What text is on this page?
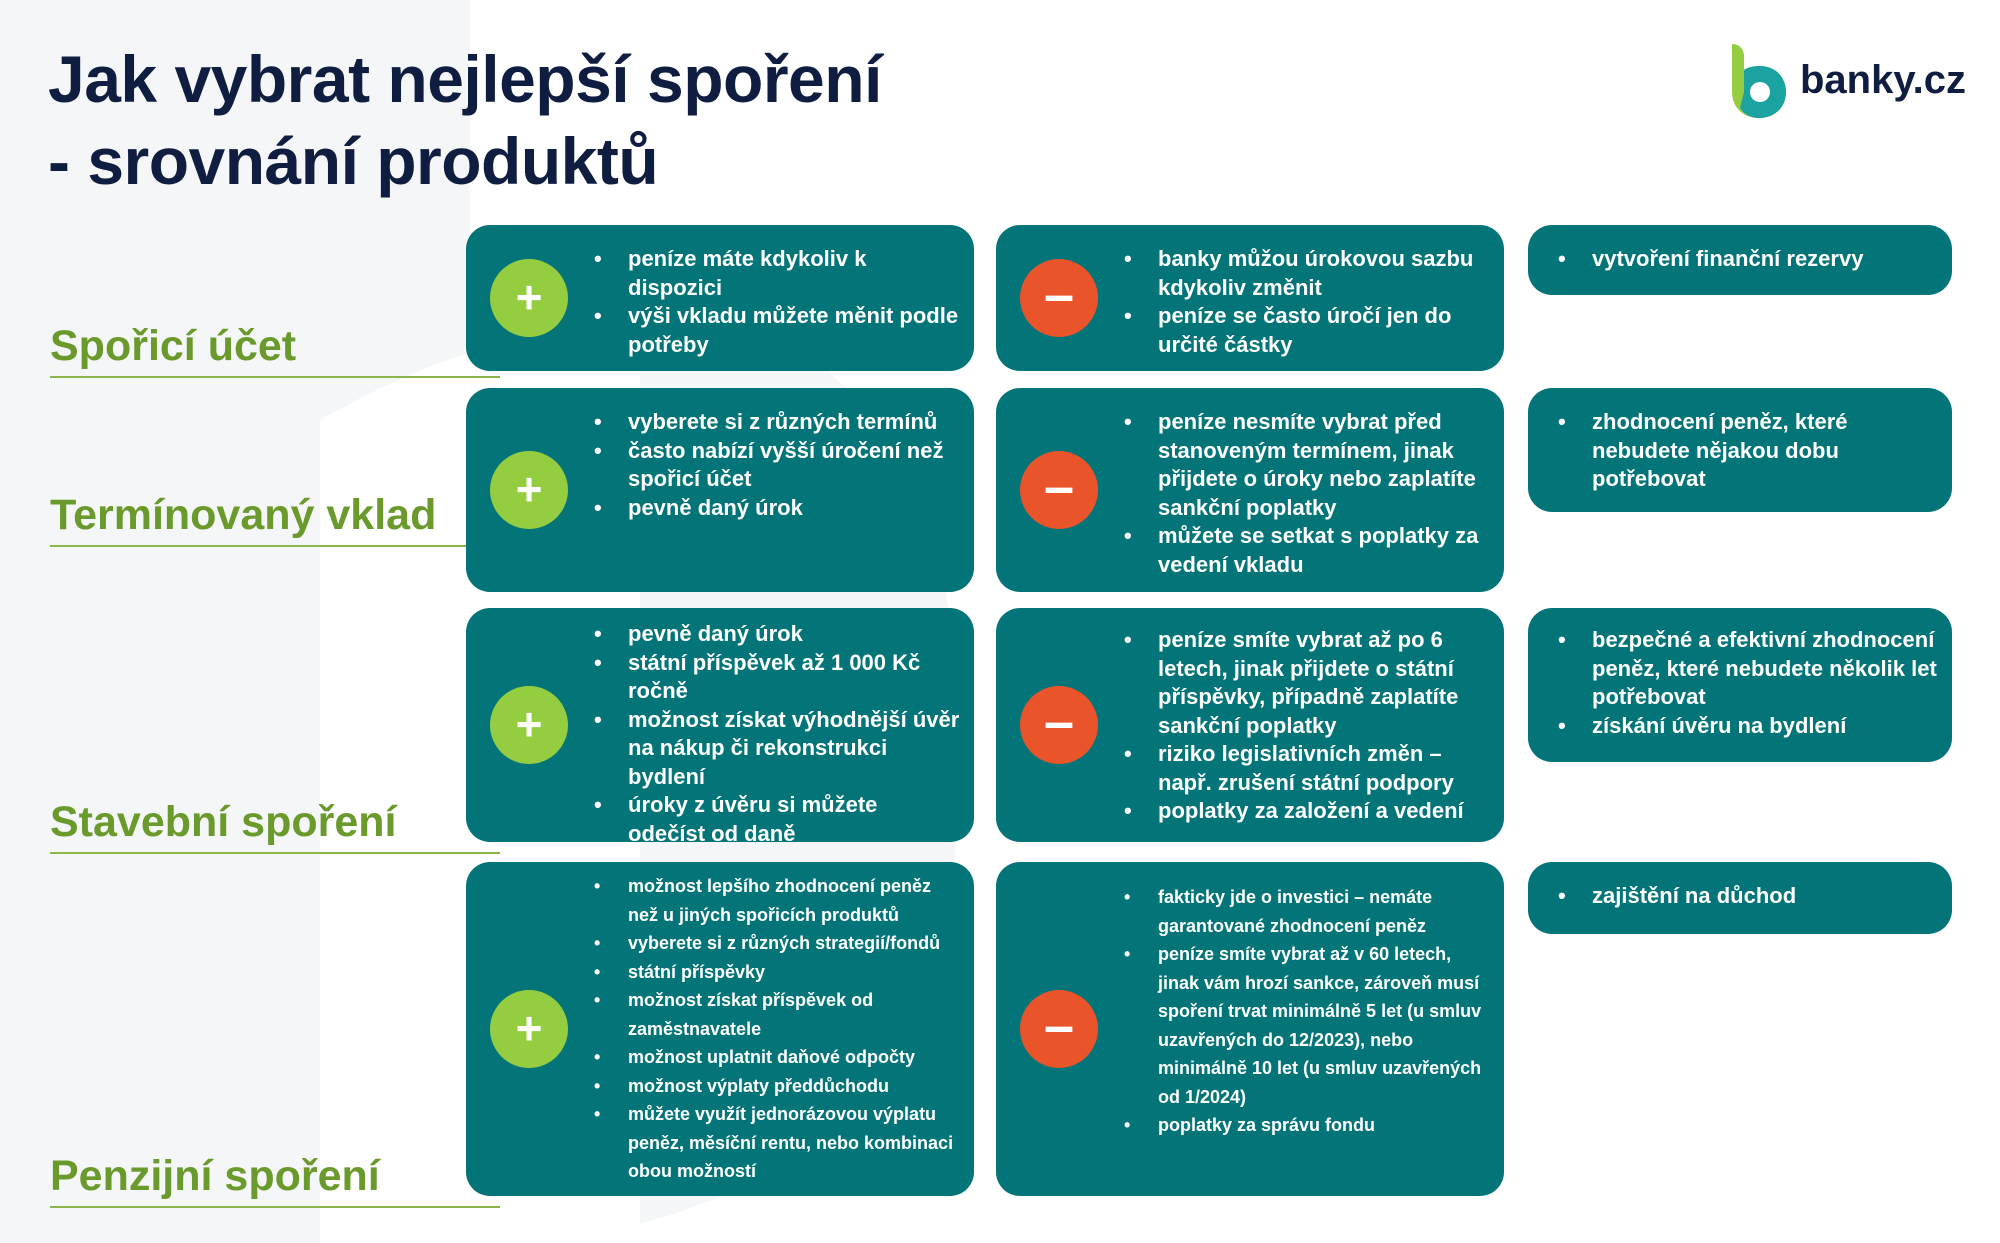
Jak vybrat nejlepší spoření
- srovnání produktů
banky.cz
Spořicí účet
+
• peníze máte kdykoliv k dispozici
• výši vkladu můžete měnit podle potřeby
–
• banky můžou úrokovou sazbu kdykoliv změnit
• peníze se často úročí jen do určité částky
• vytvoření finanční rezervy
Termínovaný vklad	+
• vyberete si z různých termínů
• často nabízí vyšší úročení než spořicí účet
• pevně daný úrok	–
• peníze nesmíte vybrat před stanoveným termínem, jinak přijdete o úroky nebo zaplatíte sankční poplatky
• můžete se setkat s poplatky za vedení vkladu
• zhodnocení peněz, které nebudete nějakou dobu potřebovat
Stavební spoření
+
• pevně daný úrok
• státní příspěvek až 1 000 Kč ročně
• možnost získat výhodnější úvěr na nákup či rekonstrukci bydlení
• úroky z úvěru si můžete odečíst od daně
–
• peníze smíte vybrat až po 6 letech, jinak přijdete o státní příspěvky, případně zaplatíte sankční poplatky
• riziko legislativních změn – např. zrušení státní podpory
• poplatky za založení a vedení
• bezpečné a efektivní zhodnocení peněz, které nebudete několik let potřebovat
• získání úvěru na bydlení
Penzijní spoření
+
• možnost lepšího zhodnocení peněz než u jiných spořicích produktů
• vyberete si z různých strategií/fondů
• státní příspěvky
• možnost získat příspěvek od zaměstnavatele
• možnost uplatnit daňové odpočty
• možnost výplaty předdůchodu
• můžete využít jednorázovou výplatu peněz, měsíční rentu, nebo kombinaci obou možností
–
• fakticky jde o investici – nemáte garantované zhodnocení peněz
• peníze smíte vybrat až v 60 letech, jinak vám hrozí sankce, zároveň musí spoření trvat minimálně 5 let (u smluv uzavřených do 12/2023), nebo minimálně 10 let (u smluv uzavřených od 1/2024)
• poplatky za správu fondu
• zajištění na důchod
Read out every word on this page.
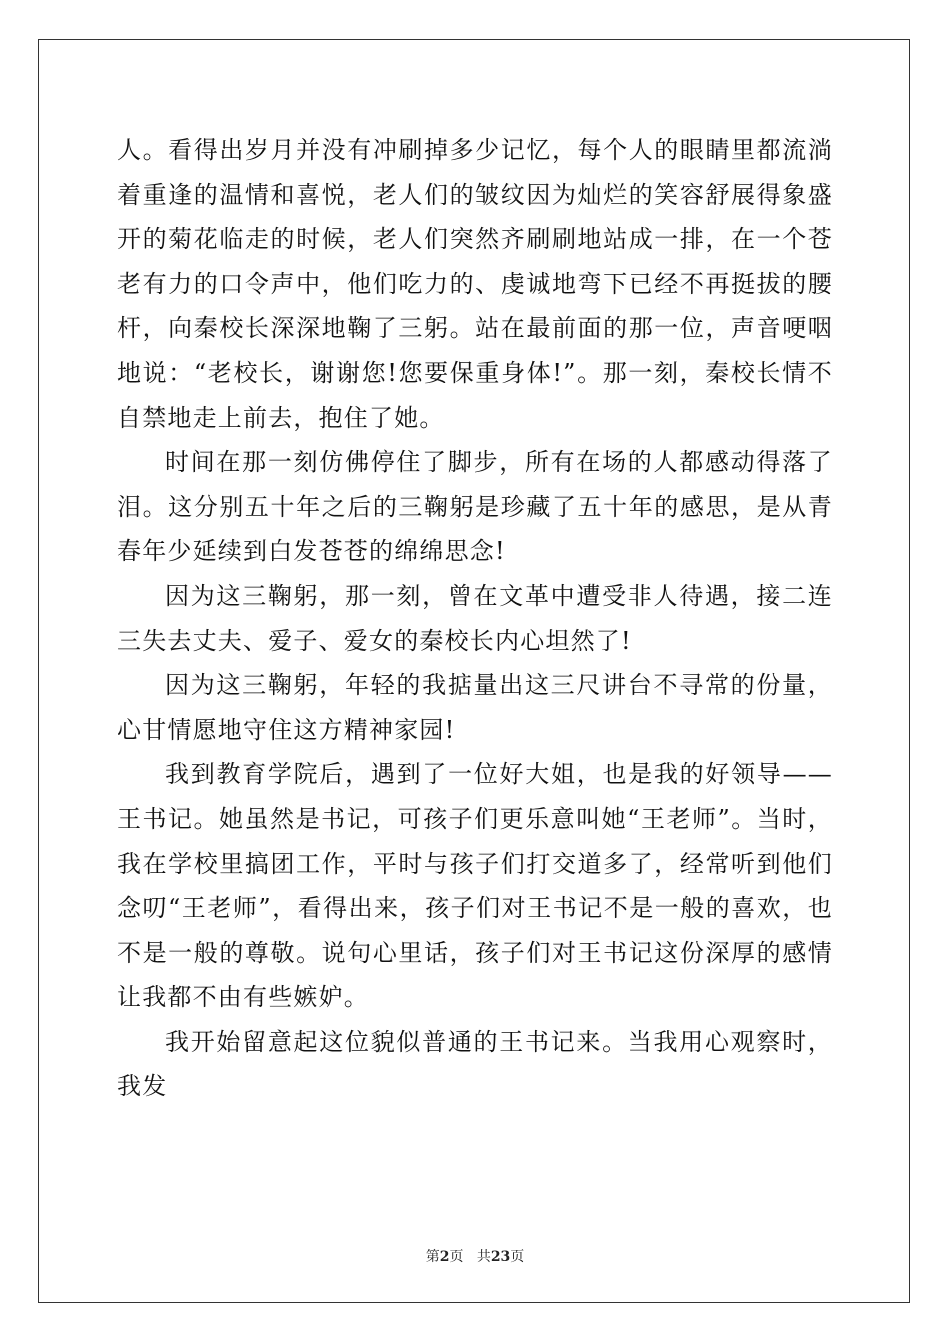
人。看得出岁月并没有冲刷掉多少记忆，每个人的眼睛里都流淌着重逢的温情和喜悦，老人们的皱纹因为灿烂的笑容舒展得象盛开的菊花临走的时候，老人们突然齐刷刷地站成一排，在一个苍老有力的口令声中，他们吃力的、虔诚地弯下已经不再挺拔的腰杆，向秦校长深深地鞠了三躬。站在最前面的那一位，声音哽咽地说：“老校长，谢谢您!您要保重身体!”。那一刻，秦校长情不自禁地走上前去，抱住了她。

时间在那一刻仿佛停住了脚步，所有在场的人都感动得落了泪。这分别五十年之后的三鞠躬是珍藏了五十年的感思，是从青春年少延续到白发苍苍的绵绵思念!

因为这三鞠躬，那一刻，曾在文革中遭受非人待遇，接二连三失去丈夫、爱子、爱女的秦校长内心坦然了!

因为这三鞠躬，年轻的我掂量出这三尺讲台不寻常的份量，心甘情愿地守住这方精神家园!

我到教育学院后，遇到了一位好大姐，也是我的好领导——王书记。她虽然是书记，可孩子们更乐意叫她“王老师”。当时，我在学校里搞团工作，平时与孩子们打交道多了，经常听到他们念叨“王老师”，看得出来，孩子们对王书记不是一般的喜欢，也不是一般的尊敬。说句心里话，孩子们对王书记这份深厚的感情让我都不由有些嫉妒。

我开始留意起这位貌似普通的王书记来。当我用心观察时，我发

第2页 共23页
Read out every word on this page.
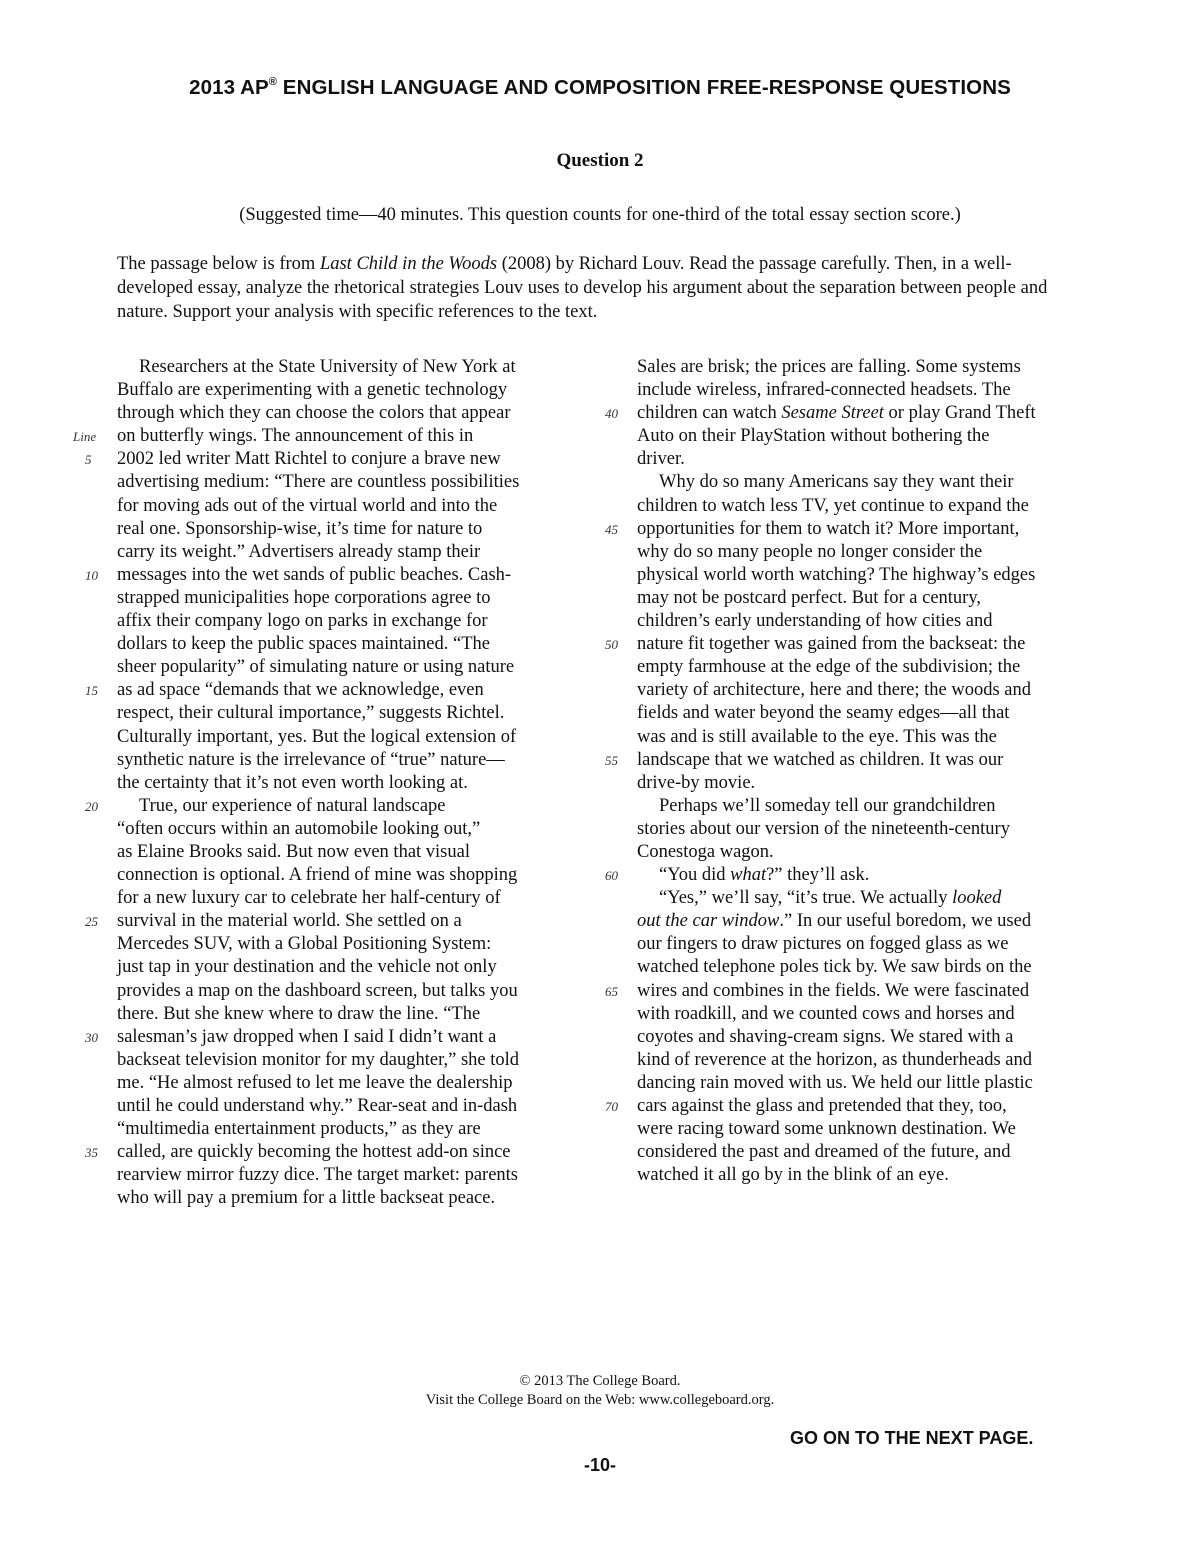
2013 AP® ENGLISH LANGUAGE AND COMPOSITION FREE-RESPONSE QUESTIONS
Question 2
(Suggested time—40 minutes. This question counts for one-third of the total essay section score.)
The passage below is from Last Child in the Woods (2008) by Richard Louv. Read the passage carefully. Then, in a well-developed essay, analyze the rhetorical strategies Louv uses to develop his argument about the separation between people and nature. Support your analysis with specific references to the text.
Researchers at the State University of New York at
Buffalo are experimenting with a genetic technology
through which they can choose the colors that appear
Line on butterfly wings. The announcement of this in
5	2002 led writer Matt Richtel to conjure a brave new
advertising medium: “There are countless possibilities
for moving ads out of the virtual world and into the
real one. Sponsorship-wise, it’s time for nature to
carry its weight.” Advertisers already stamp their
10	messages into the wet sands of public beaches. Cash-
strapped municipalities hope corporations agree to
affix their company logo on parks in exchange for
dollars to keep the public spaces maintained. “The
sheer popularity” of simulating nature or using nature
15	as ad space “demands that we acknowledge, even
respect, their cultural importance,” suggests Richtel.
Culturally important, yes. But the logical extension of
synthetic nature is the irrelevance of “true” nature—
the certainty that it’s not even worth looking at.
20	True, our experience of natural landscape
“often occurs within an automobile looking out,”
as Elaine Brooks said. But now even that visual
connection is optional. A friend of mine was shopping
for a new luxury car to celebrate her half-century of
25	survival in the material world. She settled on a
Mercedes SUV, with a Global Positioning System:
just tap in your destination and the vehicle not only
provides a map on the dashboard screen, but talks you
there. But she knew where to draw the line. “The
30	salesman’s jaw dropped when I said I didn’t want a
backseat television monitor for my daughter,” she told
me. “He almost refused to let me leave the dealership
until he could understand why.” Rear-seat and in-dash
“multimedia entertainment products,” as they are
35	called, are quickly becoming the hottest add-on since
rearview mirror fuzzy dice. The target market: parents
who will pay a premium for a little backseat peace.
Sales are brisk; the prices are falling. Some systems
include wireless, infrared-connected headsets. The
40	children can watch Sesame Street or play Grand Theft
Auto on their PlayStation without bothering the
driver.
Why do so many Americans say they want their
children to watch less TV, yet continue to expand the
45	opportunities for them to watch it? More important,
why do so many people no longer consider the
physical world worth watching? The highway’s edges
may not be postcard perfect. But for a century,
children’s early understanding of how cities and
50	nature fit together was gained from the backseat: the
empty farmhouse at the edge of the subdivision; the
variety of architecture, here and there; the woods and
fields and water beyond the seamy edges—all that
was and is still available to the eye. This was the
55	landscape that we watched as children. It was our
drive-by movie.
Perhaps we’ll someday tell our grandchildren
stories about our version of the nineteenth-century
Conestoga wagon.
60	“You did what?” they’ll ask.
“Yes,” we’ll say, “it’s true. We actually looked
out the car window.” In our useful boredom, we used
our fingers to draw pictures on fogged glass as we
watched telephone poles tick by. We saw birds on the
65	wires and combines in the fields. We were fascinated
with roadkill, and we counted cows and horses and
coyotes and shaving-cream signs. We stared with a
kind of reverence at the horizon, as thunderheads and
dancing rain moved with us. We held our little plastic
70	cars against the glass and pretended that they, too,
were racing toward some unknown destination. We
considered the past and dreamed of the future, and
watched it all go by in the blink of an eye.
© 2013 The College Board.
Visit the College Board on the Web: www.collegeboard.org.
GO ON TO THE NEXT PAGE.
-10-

★ ★ ★ ★ ★ ★ ★

TASK REQUIREMENTS: Search the data for the string "sankční". List each line that has it.

SOLUTION TO THIS EXERCISE:
• peníze nesmíte vybrat před stanoveným termínem, jinak přijdete o úroky nebo zaplatíte sankční poplatky
• peníze smíte vybrat až po 6 letech, jinak přijdete o státní příspěvky, případně zaplatíte sankční poplatky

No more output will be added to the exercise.